**Testo**
══════

Quanti posti di lavoro ha distrutto il Covid e chi ci ha rimesso di più

I dati della CGIA di Mestre fotografano un quadro drammatico

Nel mondo del lavoro il Covid ha causato una perdita di 470mila occupati. È il tragico bilancio dell’ufficio studi dell’Associazione Artigiani e Piccole Imprese di Mestre (CGIA). Sulla base delle informazioni raccolte dall’associazione, si può dire che non tutti hanno pagato allo stesso modo l’impatto del Covid, almeno da un punto di vista lavorativo. Esiste infatti una categoria di lavoratori che più di altre ha sofferto le ripercussioni economiche delle misure anti-contagio, adottate dai governi in carica per contenere la diffusione del coronavirus.

Quante persone hanno perso il lavoro in Italia con il Covid

I numeri parlano chiaro: le serie della CGIA di Mestre partono dal febbraio del 2020, quando il virus si era affacciato nel nostro Paese ma ancora non aveva imposto all’intera nazione il suo pesante conto economico. Il mese precede l’avvento del primo lockdown, dichiarato, come si ricorderà, dal governo Conte in una memorabile – e non per un buon motivo – diretta televisiva. Le registrazioni si interrompono a giugno 2021 e prendono quindi in considerazione un anno e 3 mesi di pandemia. Quale quadro fotografano?

Del quasi mezzo milione di persone che hanno perso il lavoro, ben 378mila sono lavoratori indipendenti. “Ad aver subito gli effetti più negativi dalla crisi innescata dalla pandemia sono stati prevalentemente i piccoli commercianti, gli esercenti, i collaboratori e tantissimi liberi professionisti”, sottolineano gli autori dello studio.

Chi ha pagato più di tutti la crisi economica del coronavirus

L’80% del totale di chi ha perso il lavoro era un libero professionista. Per l’associazione che si è incaricata di raccogliere le statistiche è “come dire che in questi 16 mesi il numero totale delle partite Iva presenti in Italia è diminuito mediamente di 776 unità al giorno”. Diverso il quadro dei lavoratori dipendenti, tra i quali “il numero complessivo degli occupati è sceso di ‘sole’ 92mila unità”.

Sono cifre allarmanti, che sostengono l’appello della federazione ad aprire un tavolo di crisi permanente sulle partite Iva, paventando allo stesso tempo un “rischio di coesione sociale”.

Tra le misure messe in campo dal governo di Mario Draghi per uscire dalla crisi, il contratto di rioccupazione previsto dal Sostegni Bis (qui tutti i dettagli). Sulle sorti del lavoro pesa anche il Green Pass, che il governo sta provando a rendere obbligatorio (qui la posizione dei sindacati).

══════

**Consegna**
Ricopia fedelmente il passo del testo sui posti di lavoro persi con il Covid che va da "L’80% del totale" fino a "posizione dei sindacati)." incluso.

**Materiale di studio**
══════

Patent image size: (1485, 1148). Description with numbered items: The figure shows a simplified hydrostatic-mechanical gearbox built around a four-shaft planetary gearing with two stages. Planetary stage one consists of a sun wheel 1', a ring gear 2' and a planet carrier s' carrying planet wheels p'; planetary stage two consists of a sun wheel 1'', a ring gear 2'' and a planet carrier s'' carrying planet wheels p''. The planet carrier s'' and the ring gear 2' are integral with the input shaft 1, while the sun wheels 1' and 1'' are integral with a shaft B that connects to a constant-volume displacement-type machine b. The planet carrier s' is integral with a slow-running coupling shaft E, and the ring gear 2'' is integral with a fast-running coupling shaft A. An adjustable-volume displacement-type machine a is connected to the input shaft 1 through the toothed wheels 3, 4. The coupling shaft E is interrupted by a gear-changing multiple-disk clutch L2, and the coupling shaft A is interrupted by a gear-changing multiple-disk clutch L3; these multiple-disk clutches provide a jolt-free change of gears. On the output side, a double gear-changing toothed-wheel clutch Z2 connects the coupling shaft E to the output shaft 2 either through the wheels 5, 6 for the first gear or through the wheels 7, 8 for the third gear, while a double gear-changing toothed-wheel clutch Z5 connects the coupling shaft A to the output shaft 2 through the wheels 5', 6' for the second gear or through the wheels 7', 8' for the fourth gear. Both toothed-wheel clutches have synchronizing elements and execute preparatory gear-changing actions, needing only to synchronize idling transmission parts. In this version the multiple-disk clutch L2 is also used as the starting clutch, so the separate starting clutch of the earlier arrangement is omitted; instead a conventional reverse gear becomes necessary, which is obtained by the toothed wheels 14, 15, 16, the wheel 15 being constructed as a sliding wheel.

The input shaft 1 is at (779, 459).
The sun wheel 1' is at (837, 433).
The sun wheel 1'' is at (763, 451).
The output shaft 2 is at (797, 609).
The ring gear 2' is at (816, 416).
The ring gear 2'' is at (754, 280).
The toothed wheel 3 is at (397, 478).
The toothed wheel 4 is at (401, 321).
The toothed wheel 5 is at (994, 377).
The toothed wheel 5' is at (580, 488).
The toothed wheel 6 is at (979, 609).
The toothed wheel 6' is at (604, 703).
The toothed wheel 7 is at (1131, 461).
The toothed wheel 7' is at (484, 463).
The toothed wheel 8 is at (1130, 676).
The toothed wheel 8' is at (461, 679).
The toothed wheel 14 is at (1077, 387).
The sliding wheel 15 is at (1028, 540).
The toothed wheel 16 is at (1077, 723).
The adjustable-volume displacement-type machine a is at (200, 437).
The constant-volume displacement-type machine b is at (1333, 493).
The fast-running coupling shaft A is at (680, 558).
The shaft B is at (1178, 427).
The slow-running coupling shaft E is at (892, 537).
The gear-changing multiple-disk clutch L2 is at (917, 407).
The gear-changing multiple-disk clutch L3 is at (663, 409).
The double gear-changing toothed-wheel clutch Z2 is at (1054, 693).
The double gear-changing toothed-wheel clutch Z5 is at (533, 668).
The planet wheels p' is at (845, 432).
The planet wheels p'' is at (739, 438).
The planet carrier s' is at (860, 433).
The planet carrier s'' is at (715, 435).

══════

**Risposta scritta**
L’80% del totale di chi ha perso il lavoro era un libero professionista. Per l’associazione che si è incaricata di raccogliere le statistiche è “come dire che in questi 16 mesi il numero totale delle partite Iva presenti in Italia è diminuito mediamente di 776 unità al giorno”. Diverso il quadro dei lavoratori dipendenti, tra i quali “il numero complessivo degli occupati è sceso di ‘sole’ 92mila unità”.

Sono cifre allarmanti, che sostengono l’appello della federazione ad aprire un tavolo di crisi permanente sulle partite Iva, paventando allo stesso tempo un “rischio di coesione sociale”.

Tra le misure messe in campo dal governo di Mario Draghi per uscire dalla crisi, il contratto di rioccupazione previsto dal Sostegni Bis (qui tutti i dettagli). Sulle sorti del lavoro pesa anche il Green Pass, che il governo sta provando a rendere obbligatorio (qui la posizione dei sindacati).